>> BEGIN

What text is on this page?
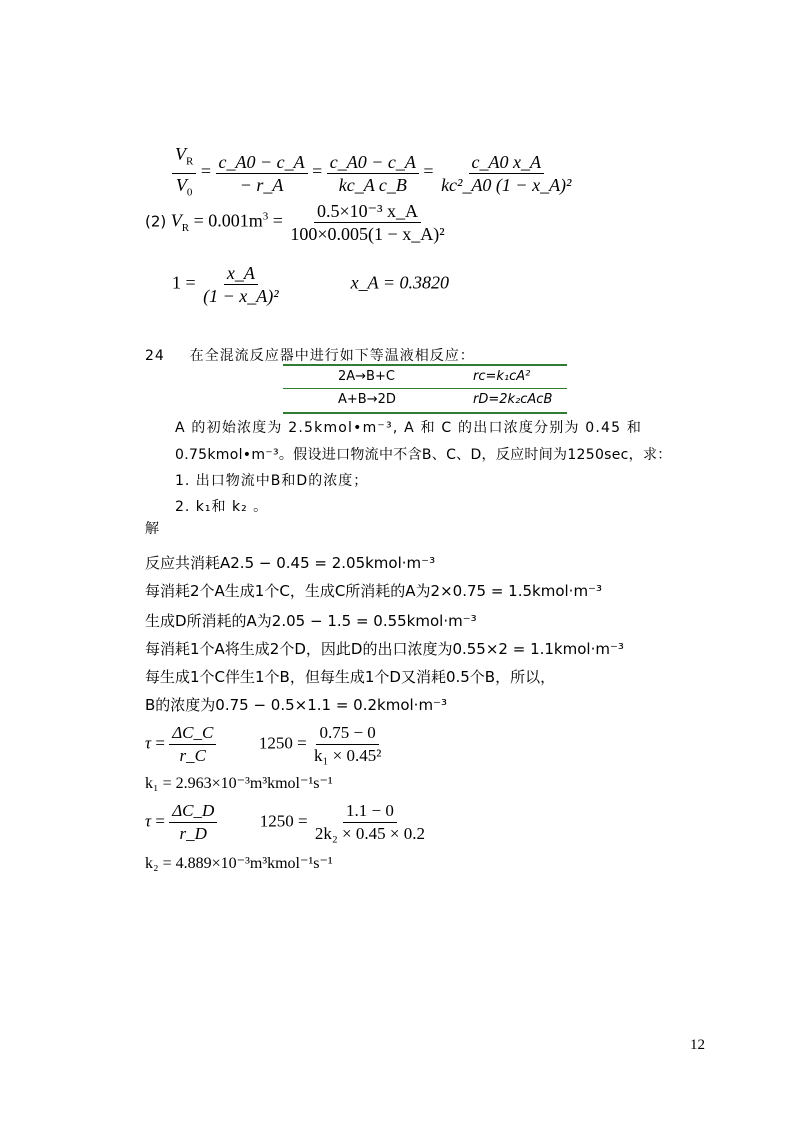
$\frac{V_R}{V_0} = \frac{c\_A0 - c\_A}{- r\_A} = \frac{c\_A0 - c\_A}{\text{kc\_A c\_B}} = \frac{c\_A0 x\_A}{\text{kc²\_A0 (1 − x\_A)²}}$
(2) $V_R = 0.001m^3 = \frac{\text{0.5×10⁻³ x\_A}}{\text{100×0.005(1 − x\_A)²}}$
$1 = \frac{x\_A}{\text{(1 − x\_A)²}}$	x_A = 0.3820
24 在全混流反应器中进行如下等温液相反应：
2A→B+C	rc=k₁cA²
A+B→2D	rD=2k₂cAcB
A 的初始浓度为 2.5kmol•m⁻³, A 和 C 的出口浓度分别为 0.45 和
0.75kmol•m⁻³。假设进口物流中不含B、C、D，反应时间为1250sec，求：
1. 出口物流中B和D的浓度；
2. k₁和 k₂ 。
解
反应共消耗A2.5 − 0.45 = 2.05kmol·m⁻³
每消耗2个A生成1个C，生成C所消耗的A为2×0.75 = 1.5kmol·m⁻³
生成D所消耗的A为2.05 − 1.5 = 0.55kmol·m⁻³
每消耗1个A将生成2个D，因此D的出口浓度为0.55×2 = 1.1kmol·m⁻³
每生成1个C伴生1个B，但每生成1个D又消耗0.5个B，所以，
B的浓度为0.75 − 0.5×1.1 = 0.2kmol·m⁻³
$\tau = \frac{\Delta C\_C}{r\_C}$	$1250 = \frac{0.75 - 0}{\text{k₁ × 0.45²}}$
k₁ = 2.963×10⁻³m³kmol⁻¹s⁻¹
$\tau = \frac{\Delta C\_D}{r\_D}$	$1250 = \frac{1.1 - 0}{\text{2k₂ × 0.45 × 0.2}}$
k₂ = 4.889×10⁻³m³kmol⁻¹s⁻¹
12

>> END
>> BEGIN

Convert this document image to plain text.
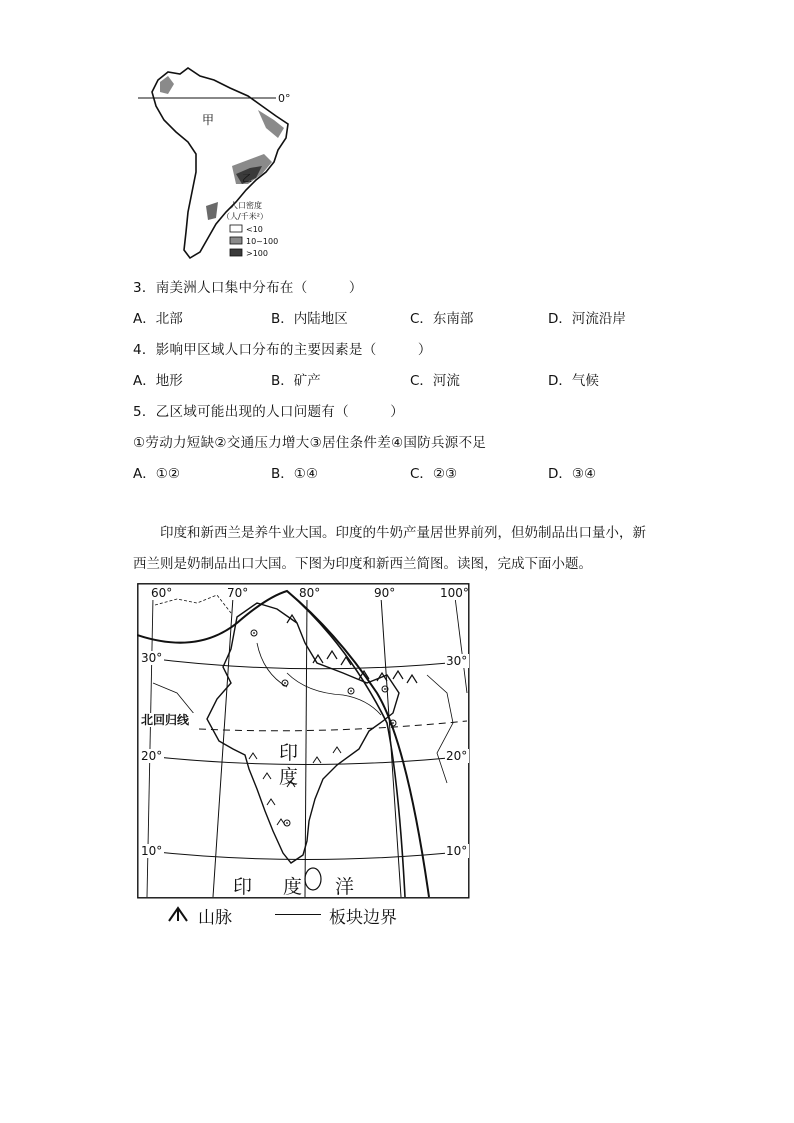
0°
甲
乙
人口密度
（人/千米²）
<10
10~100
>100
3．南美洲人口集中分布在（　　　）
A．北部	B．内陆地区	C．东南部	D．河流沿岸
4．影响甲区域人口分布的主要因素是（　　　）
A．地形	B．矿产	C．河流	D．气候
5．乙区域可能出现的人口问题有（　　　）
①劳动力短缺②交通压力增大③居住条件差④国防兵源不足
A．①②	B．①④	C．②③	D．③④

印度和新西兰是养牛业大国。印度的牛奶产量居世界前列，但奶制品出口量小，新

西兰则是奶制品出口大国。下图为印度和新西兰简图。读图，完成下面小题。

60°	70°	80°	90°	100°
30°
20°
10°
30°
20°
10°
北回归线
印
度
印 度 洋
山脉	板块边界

>> END
>> BEGIN

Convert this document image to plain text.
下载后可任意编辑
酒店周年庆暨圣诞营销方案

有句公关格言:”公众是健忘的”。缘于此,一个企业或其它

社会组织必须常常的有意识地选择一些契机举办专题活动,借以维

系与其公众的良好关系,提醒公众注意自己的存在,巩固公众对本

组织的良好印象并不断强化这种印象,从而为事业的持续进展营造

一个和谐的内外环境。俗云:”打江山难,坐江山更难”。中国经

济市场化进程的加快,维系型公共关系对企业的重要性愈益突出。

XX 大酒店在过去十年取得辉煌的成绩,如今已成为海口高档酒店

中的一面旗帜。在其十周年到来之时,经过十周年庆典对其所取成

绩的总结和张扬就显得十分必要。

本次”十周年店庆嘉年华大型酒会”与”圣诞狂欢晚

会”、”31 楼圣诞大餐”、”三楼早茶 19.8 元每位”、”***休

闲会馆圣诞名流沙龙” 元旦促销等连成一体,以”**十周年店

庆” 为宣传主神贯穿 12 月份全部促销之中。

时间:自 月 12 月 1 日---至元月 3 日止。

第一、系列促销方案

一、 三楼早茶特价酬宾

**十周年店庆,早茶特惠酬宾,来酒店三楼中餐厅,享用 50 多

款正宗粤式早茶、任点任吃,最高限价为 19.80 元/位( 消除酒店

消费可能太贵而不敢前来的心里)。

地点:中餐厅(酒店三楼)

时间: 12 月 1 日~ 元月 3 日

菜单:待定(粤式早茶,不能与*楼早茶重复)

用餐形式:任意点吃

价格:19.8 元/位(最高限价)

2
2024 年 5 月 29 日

>> END

Gather from the entries above all lines that include the string "frac".

$\frac{V_R}{V_0} = \frac{c\_A0 - c\_A}{- r\_A} = \frac{c\_A0 - c\_A}{\text{kc\_A c\_B}} = \frac{c\_A0 x\_A}{\text{kc²\_A0 (1 − x\_A)²}}$
(2) $V_R = 0.001m^3 = \frac{\text{0.5×10⁻³ x\_A}}{\text{100×0.005(1 − x\_A)²}}$
$1 = \frac{x\_A}{\text{(1 − x\_A)²}}$	x_A = 0.3820
$\tau = \frac{\Delta C\_C}{r\_C}$	$1250 = \frac{0.75 - 0}{\text{k₁ × 0.45²}}$
$\tau = \frac{\Delta C\_D}{r\_D}$	$1250 = \frac{1.1 - 0}{\text{2k₂ × 0.45 × 0.2}}$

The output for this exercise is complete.